PROBLEM STATEMENT:
Write the records out again, precisely as they stand.

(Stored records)
★ ★ ★ ★ ★

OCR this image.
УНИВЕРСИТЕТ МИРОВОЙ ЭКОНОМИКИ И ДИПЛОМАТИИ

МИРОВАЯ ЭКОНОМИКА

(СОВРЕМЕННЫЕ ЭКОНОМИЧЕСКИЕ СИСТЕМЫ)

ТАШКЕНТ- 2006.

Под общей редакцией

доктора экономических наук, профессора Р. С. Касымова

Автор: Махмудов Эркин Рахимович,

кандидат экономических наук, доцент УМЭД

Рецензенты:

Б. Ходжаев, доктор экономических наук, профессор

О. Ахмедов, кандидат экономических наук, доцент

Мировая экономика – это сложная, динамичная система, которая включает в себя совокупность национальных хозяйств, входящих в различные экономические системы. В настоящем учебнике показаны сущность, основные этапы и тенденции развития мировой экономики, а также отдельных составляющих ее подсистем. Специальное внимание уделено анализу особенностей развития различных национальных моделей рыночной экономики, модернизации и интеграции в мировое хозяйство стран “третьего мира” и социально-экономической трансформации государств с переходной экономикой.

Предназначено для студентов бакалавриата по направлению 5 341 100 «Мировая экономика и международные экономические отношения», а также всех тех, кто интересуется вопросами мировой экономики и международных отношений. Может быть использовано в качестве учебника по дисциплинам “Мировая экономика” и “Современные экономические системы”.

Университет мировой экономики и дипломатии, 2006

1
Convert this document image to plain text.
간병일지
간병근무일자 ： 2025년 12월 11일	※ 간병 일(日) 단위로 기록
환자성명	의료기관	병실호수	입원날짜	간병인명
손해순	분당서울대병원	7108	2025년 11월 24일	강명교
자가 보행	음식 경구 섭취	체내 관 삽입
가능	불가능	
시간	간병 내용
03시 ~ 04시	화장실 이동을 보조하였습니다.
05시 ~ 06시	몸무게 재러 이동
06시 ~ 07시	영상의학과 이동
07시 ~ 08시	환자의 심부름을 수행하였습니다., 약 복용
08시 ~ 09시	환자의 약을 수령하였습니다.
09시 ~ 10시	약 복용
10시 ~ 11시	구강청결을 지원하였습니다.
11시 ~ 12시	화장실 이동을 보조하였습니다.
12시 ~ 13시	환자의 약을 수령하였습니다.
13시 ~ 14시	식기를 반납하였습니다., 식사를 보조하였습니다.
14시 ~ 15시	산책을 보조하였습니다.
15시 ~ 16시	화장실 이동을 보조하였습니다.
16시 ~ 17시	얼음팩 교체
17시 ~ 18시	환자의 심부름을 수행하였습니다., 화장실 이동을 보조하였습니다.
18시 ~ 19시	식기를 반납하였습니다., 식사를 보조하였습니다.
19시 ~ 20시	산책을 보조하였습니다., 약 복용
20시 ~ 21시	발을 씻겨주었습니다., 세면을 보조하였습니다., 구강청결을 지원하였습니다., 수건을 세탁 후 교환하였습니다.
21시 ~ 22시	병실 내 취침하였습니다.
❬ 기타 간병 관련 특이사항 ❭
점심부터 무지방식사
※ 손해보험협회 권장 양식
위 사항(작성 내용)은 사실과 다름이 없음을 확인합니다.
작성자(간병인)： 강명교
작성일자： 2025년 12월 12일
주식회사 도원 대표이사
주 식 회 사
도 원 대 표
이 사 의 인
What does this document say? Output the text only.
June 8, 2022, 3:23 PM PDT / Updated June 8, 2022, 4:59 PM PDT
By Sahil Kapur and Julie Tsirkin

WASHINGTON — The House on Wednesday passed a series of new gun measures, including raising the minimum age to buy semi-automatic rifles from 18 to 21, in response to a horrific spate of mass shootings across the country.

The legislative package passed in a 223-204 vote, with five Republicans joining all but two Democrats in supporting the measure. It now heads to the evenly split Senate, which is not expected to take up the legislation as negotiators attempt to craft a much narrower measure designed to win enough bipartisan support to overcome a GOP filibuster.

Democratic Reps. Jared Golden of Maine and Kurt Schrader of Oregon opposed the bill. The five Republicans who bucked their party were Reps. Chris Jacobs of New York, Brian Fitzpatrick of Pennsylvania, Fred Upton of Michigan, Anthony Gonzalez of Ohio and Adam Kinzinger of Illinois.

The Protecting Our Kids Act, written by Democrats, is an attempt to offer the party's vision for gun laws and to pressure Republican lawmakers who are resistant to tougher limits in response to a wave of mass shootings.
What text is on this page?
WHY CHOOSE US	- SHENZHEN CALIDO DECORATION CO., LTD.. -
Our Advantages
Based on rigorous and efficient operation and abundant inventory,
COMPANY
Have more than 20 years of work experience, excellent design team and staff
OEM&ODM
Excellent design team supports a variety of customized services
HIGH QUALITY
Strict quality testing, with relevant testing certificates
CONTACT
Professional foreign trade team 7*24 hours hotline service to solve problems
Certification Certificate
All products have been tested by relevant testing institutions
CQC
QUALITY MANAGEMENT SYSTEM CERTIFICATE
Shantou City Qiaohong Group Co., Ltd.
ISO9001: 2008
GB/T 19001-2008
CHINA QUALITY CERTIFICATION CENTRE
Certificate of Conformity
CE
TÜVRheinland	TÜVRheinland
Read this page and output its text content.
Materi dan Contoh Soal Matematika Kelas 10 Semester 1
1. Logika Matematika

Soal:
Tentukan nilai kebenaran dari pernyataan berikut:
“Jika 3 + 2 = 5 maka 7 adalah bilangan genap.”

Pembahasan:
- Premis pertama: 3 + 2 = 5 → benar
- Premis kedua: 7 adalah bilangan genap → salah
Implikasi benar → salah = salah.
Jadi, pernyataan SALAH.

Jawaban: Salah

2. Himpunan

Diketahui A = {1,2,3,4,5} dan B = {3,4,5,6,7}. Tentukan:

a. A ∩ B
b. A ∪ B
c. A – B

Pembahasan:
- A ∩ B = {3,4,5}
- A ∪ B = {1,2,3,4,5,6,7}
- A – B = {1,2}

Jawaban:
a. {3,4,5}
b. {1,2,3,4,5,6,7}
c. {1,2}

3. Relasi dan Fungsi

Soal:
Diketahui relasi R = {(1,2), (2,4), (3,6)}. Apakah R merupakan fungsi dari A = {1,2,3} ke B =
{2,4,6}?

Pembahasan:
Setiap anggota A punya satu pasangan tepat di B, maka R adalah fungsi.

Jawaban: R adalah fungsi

★ ★ ★ ★ ★

RESPONSE FOR THIS EXERCISE:
OCR this image.
УНИВЕРСИТЕТ МИРОВОЙ ЭКОНОМИКИ И ДИПЛОМАТИИ

МИРОВАЯ ЭКОНОМИКА

(СОВРЕМЕННЫЕ ЭКОНОМИЧЕСКИЕ СИСТЕМЫ)

ТАШКЕНТ- 2006.

Под общей редакцией

доктора экономических наук, профессора Р. С. Касымова

Автор: Махмудов Эркин Рахимович,

кандидат экономических наук, доцент УМЭД

Рецензенты:

Б. Ходжаев, доктор экономических наук, профессор

О. Ахмедов, кандидат экономических наук, доцент

Мировая экономика – это сложная, динамичная система, которая включает в себя совокупность национальных хозяйств, входящих в различные экономические системы. В настоящем учебнике показаны сущность, основные этапы и тенденции развития мировой экономики, а также отдельных составляющих ее подсистем. Специальное внимание уделено анализу особенностей развития различных национальных моделей рыночной экономики, модернизации и интеграции в мировое хозяйство стран “третьего мира” и социально-экономической трансформации государств с переходной экономикой.

Предназначено для студентов бакалавриата по направлению 5 341 100 «Мировая экономика и международные экономические отношения», а также всех тех, кто интересуется вопросами мировой экономики и международных отношений. Может быть использовано в качестве учебника по дисциплинам “Мировая экономика” и “Современные экономические системы”.

Университет мировой экономики и дипломатии, 2006

1
Convert this document image to plain text.
간병일지
간병근무일자 ： 2025년 12월 11일	※ 간병 일(日) 단위로 기록
환자성명	의료기관	병실호수	입원날짜	간병인명
손해순	분당서울대병원	7108	2025년 11월 24일	강명교
자가 보행	음식 경구 섭취	체내 관 삽입
가능	불가능	
시간	간병 내용
03시 ~ 04시	화장실 이동을 보조하였습니다.
05시 ~ 06시	몸무게 재러 이동
06시 ~ 07시	영상의학과 이동
07시 ~ 08시	환자의 심부름을 수행하였습니다., 약 복용
08시 ~ 09시	환자의 약을 수령하였습니다.
09시 ~ 10시	약 복용
10시 ~ 11시	구강청결을 지원하였습니다.
11시 ~ 12시	화장실 이동을 보조하였습니다.
12시 ~ 13시	환자의 약을 수령하였습니다.
13시 ~ 14시	식기를 반납하였습니다., 식사를 보조하였습니다.
14시 ~ 15시	산책을 보조하였습니다.
15시 ~ 16시	화장실 이동을 보조하였습니다.
16시 ~ 17시	얼음팩 교체
17시 ~ 18시	환자의 심부름을 수행하였습니다., 화장실 이동을 보조하였습니다.
18시 ~ 19시	식기를 반납하였습니다., 식사를 보조하였습니다.
19시 ~ 20시	산책을 보조하였습니다., 약 복용
20시 ~ 21시	발을 씻겨주었습니다., 세면을 보조하였습니다., 구강청결을 지원하였습니다., 수건을 세탁 후 교환하였습니다.
21시 ~ 22시	병실 내 취침하였습니다.
❬ 기타 간병 관련 특이사항 ❭
점심부터 무지방식사
※ 손해보험협회 권장 양식
위 사항(작성 내용)은 사실과 다름이 없음을 확인합니다.
작성자(간병인)： 강명교
작성일자： 2025년 12월 12일
주식회사 도원 대표이사
주 식 회 사
도 원 대 표
이 사 의 인
What does this document say? Output the text only.
June 8, 2022, 3:23 PM PDT / Updated June 8, 2022, 4:59 PM PDT
By Sahil Kapur and Julie Tsirkin

WASHINGTON — The House on Wednesday passed a series of new gun measures, including raising the minimum age to buy semi-automatic rifles from 18 to 21, in response to a horrific spate of mass shootings across the country.

The legislative package passed in a 223-204 vote, with five Republicans joining all but two Democrats in supporting the measure. It now heads to the evenly split Senate, which is not expected to take up the legislation as negotiators attempt to craft a much narrower measure designed to win enough bipartisan support to overcome a GOP filibuster.

Democratic Reps. Jared Golden of Maine and Kurt Schrader of Oregon opposed the bill. The five Republicans who bucked their party were Reps. Chris Jacobs of New York, Brian Fitzpatrick of Pennsylvania, Fred Upton of Michigan, Anthony Gonzalez of Ohio and Adam Kinzinger of Illinois.

The Protecting Our Kids Act, written by Democrats, is an attempt to offer the party's vision for gun laws and to pressure Republican lawmakers who are resistant to tougher limits in response to a wave of mass shootings.
What text is on this page?
WHY CHOOSE US	- SHENZHEN CALIDO DECORATION CO., LTD.. -
Our Advantages
Based on rigorous and efficient operation and abundant inventory,
COMPANY
Have more than 20 years of work experience, excellent design team and staff
OEM&ODM
Excellent design team supports a variety of customized services
HIGH QUALITY
Strict quality testing, with relevant testing certificates
CONTACT
Professional foreign trade team 7*24 hours hotline service to solve problems
Certification Certificate
All products have been tested by relevant testing institutions
CQC
QUALITY MANAGEMENT SYSTEM CERTIFICATE
Shantou City Qiaohong Group Co., Ltd.
ISO9001: 2008
GB/T 19001-2008
CHINA QUALITY CERTIFICATION CENTRE
Certificate of Conformity
CE
TÜVRheinland	TÜVRheinland
Read this page and output its text content.
Materi dan Contoh Soal Matematika Kelas 10 Semester 1
1. Logika Matematika

Soal:
Tentukan nilai kebenaran dari pernyataan berikut:
“Jika 3 + 2 = 5 maka 7 adalah bilangan genap.”

Pembahasan:
- Premis pertama: 3 + 2 = 5 → benar
- Premis kedua: 7 adalah bilangan genap → salah
Implikasi benar → salah = salah.
Jadi, pernyataan SALAH.

Jawaban: Salah

2. Himpunan

Diketahui A = {1,2,3,4,5} dan B = {3,4,5,6,7}. Tentukan:

a. A ∩ B
b. A ∪ B
c. A – B

Pembahasan:
- A ∩ B = {3,4,5}
- A ∪ B = {1,2,3,4,5,6,7}
- A – B = {1,2}

Jawaban:
a. {3,4,5}
b. {1,2,3,4,5,6,7}
c. {1,2}

3. Relasi dan Fungsi

Soal:
Diketahui relasi R = {(1,2), (2,4), (3,6)}. Apakah R merupakan fungsi dari A = {1,2,3} ke B =
{2,4,6}?

Pembahasan:
Setiap anggota A punya satu pasangan tepat di B, maka R adalah fungsi.

Jawaban: R adalah fungsi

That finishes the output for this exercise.